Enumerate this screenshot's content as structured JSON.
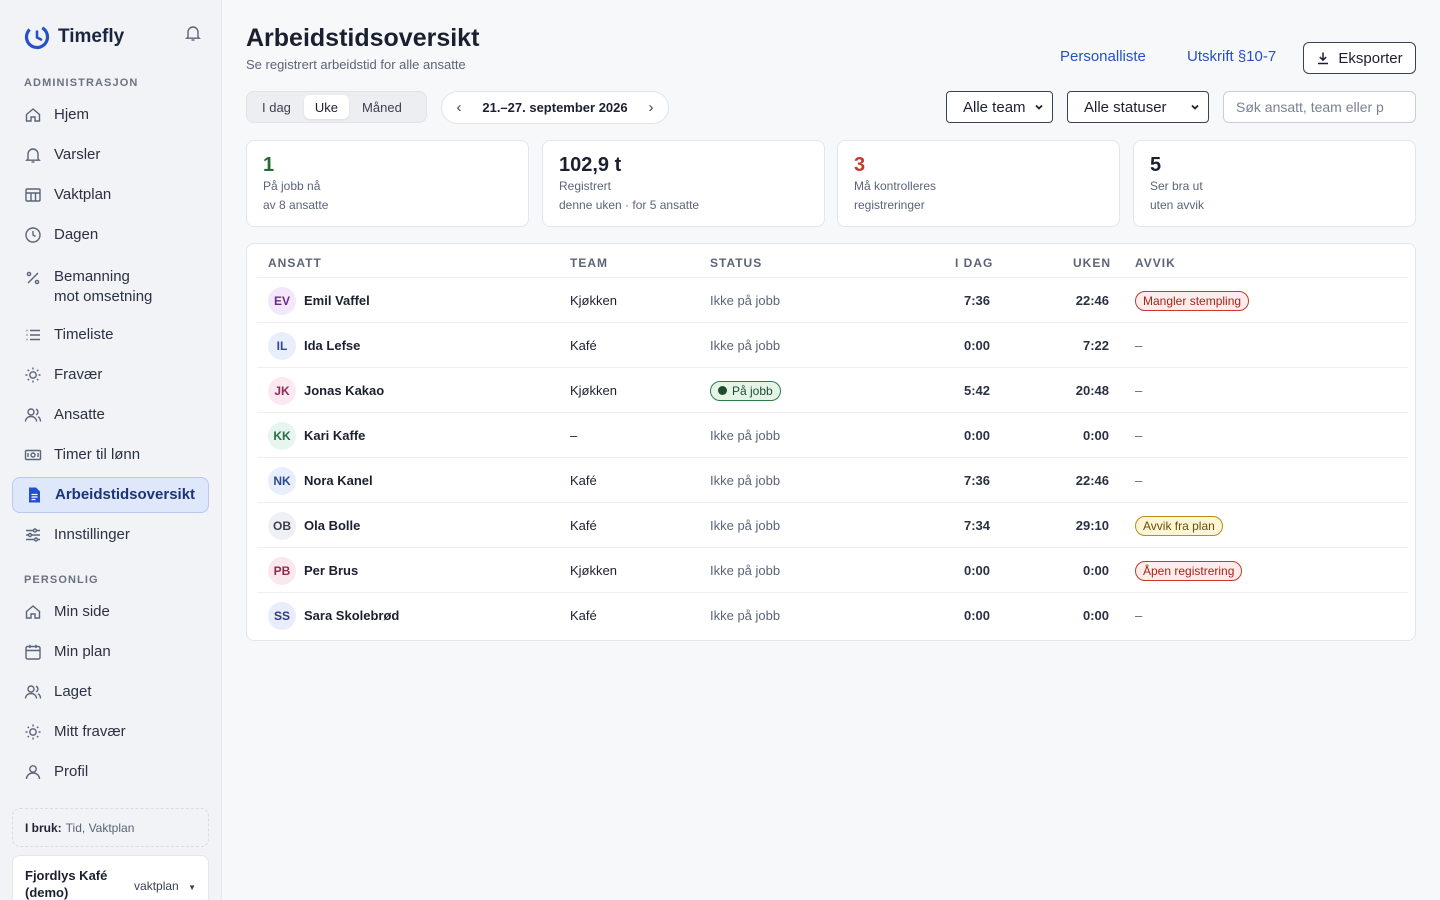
{
  "app": {
    "name": "Timefly"
  },
  "sidebar": {
    "admin_label": "ADMINISTRASJON",
    "admin_items": [
      {
        "label": "Hjem"
      },
      {
        "label": "Varsler"
      },
      {
        "label": "Vaktplan"
      },
      {
        "label": "Dagen"
      },
      {
        "label_line1": "Bemanning",
        "label_line2": "mot omsetning"
      },
      {
        "label": "Timeliste"
      },
      {
        "label": "Fravær"
      },
      {
        "label": "Ansatte"
      },
      {
        "label": "Timer til lønn"
      },
      {
        "label": "Arbeidstidsoversikt"
      },
      {
        "label": "Innstillinger"
      }
    ],
    "personal_label": "PERSONLIG",
    "personal_items": [
      {
        "label": "Min side"
      },
      {
        "label": "Min plan"
      },
      {
        "label": "Laget"
      },
      {
        "label": "Mitt fravær"
      },
      {
        "label": "Profil"
      }
    ],
    "in_use_label": "I bruk:",
    "in_use_value": "Tid, Vaktplan",
    "org_name": "Fjordlys Kafé (demo)",
    "org_plan": "vaktplan"
  },
  "header": {
    "title": "Arbeidstidsoversikt",
    "subtitle": "Se registrert arbeidstid for alle ansatte",
    "link_staff": "Personalliste",
    "link_print": "Utskrift §10-7",
    "export_label": "Eksporter"
  },
  "filters": {
    "period_tabs": [
      "I dag",
      "Uke",
      "Måned"
    ],
    "active_period": "Uke",
    "date_range": "21.–27. september 2026",
    "team_select": "Alle team",
    "status_select": "Alle statuser",
    "search_placeholder": "Søk ansatt, team eller p"
  },
  "summary_cards": [
    {
      "value": "1",
      "line1": "På jobb nå",
      "line2": "av 8 ansatte",
      "color": "#256b34"
    },
    {
      "value": "102,9 t",
      "line1": "Registrert",
      "line2": "denne uken · for 5 ansatte",
      "color": "#1b2030"
    },
    {
      "value": "3",
      "line1": "Må kontrolleres",
      "line2": "registreringer",
      "color": "#c23a2b"
    },
    {
      "value": "5",
      "line1": "Ser bra ut",
      "line2": "uten avvik",
      "color": "#1b2030"
    }
  ],
  "table": {
    "headers": {
      "employee": "ANSATT",
      "team": "TEAM",
      "status": "STATUS",
      "today": "I DAG",
      "week": "UKEN",
      "deviation": "AVVIK"
    },
    "rows": [
      {
        "initials": "EV",
        "name": "Emil Vaffel",
        "team": "Kjøkken",
        "status": "Ikke på jobb",
        "today": "7:36",
        "week": "22:46",
        "deviation": "Mangler stempling",
        "deviation_kind": "red"
      },
      {
        "initials": "IL",
        "name": "Ida Lefse",
        "team": "Kafé",
        "status": "Ikke på jobb",
        "today": "0:00",
        "week": "7:22",
        "deviation": "–",
        "deviation_kind": "none"
      },
      {
        "initials": "JK",
        "name": "Jonas Kakao",
        "team": "Kjøkken",
        "status": "På jobb",
        "today": "5:42",
        "week": "20:48",
        "deviation": "–",
        "deviation_kind": "none"
      },
      {
        "initials": "KK",
        "name": "Kari Kaffe",
        "team": "–",
        "status": "Ikke på jobb",
        "today": "0:00",
        "week": "0:00",
        "deviation": "–",
        "deviation_kind": "none"
      },
      {
        "initials": "NK",
        "name": "Nora Kanel",
        "team": "Kafé",
        "status": "Ikke på jobb",
        "today": "7:36",
        "week": "22:46",
        "deviation": "–",
        "deviation_kind": "none"
      },
      {
        "initials": "OB",
        "name": "Ola Bolle",
        "team": "Kafé",
        "status": "Ikke på jobb",
        "today": "7:34",
        "week": "29:10",
        "deviation": "Avvik fra plan",
        "deviation_kind": "yellow"
      },
      {
        "initials": "PB",
        "name": "Per Brus",
        "team": "Kjøkken",
        "status": "Ikke på jobb",
        "today": "0:00",
        "week": "0:00",
        "deviation": "Åpen registrering",
        "deviation_kind": "red"
      },
      {
        "initials": "SS",
        "name": "Sara Skolebrød",
        "team": "Kafé",
        "status": "Ikke på jobb",
        "today": "0:00",
        "week": "0:00",
        "deviation": "–",
        "deviation_kind": "none"
      }
    ]
  },
  "colors": {
    "accent": "#2450c8",
    "active_nav_bg": "#dfe7fb",
    "on_duty_green": "#256b34",
    "alert_red": "#c23a2b"
  }
}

⁂

PROMPT => Write the lines above out again exactly, without any of their pictures.

FULL OUTPUT =>
Enumerate this screenshot's content as structured JSON.
{
  "app": {
    "name": "Timefly"
  },
  "sidebar": {
    "admin_label": "ADMINISTRASJON",
    "admin_items": [
      {
        "label": "Hjem"
      },
      {
        "label": "Varsler"
      },
      {
        "label": "Vaktplan"
      },
      {
        "label": "Dagen"
      },
      {
        "label_line1": "Bemanning",
        "label_line2": "mot omsetning"
      },
      {
        "label": "Timeliste"
      },
      {
        "label": "Fravær"
      },
      {
        "label": "Ansatte"
      },
      {
        "label": "Timer til lønn"
      },
      {
        "label": "Arbeidstidsoversikt"
      },
      {
        "label": "Innstillinger"
      }
    ],
    "personal_label": "PERSONLIG",
    "personal_items": [
      {
        "label": "Min side"
      },
      {
        "label": "Min plan"
      },
      {
        "label": "Laget"
      },
      {
        "label": "Mitt fravær"
      },
      {
        "label": "Profil"
      }
    ],
    "in_use_label": "I bruk:",
    "in_use_value": "Tid, Vaktplan",
    "org_name": "Fjordlys Kafé (demo)",
    "org_plan": "vaktplan"
  },
  "header": {
    "title": "Arbeidstidsoversikt",
    "subtitle": "Se registrert arbeidstid for alle ansatte",
    "link_staff": "Personalliste",
    "link_print": "Utskrift §10-7",
    "export_label": "Eksporter"
  },
  "filters": {
    "period_tabs": [
      "I dag",
      "Uke",
      "Måned"
    ],
    "active_period": "Uke",
    "date_range": "21.–27. september 2026",
    "team_select": "Alle team",
    "status_select": "Alle statuser",
    "search_placeholder": "Søk ansatt, team eller p"
  },
  "summary_cards": [
    {
      "value": "1",
      "line1": "På jobb nå",
      "line2": "av 8 ansatte",
      "color": "#256b34"
    },
    {
      "value": "102,9 t",
      "line1": "Registrert",
      "line2": "denne uken · for 5 ansatte",
      "color": "#1b2030"
    },
    {
      "value": "3",
      "line1": "Må kontrolleres",
      "line2": "registreringer",
      "color": "#c23a2b"
    },
    {
      "value": "5",
      "line1": "Ser bra ut",
      "line2": "uten avvik",
      "color": "#1b2030"
    }
  ],
  "table": {
    "headers": {
      "employee": "ANSATT",
      "team": "TEAM",
      "status": "STATUS",
      "today": "I DAG",
      "week": "UKEN",
      "deviation": "AVVIK"
    },
    "rows": [
      {
        "initials": "EV",
        "name": "Emil Vaffel",
        "team": "Kjøkken",
        "status": "Ikke på jobb",
        "today": "7:36",
        "week": "22:46",
        "deviation": "Mangler stempling",
        "deviation_kind": "red"
      },
      {
        "initials": "IL",
        "name": "Ida Lefse",
        "team": "Kafé",
        "status": "Ikke på jobb",
        "today": "0:00",
        "week": "7:22",
        "deviation": "–",
        "deviation_kind": "none"
      },
      {
        "initials": "JK",
        "name": "Jonas Kakao",
        "team": "Kjøkken",
        "status": "På jobb",
        "today": "5:42",
        "week": "20:48",
        "deviation": "–",
        "deviation_kind": "none"
      },
      {
        "initials": "KK",
        "name": "Kari Kaffe",
        "team": "–",
        "status": "Ikke på jobb",
        "today": "0:00",
        "week": "0:00",
        "deviation": "–",
        "deviation_kind": "none"
      },
      {
        "initials": "NK",
        "name": "Nora Kanel",
        "team": "Kafé",
        "status": "Ikke på jobb",
        "today": "7:36",
        "week": "22:46",
        "deviation": "–",
        "deviation_kind": "none"
      },
      {
        "initials": "OB",
        "name": "Ola Bolle",
        "team": "Kafé",
        "status": "Ikke på jobb",
        "today": "7:34",
        "week": "29:10",
        "deviation": "Avvik fra plan",
        "deviation_kind": "yellow"
      },
      {
        "initials": "PB",
        "name": "Per Brus",
        "team": "Kjøkken",
        "status": "Ikke på jobb",
        "today": "0:00",
        "week": "0:00",
        "deviation": "Åpen registrering",
        "deviation_kind": "red"
      },
      {
        "initials": "SS",
        "name": "Sara Skolebrød",
        "team": "Kafé",
        "status": "Ikke på jobb",
        "today": "0:00",
        "week": "0:00",
        "deviation": "–",
        "deviation_kind": "none"
      }
    ]
  },
  "colors": {
    "accent": "#2450c8",
    "active_nav_bg": "#dfe7fb",
    "on_duty_green": "#256b34",
    "alert_red": "#c23a2b"
  }
}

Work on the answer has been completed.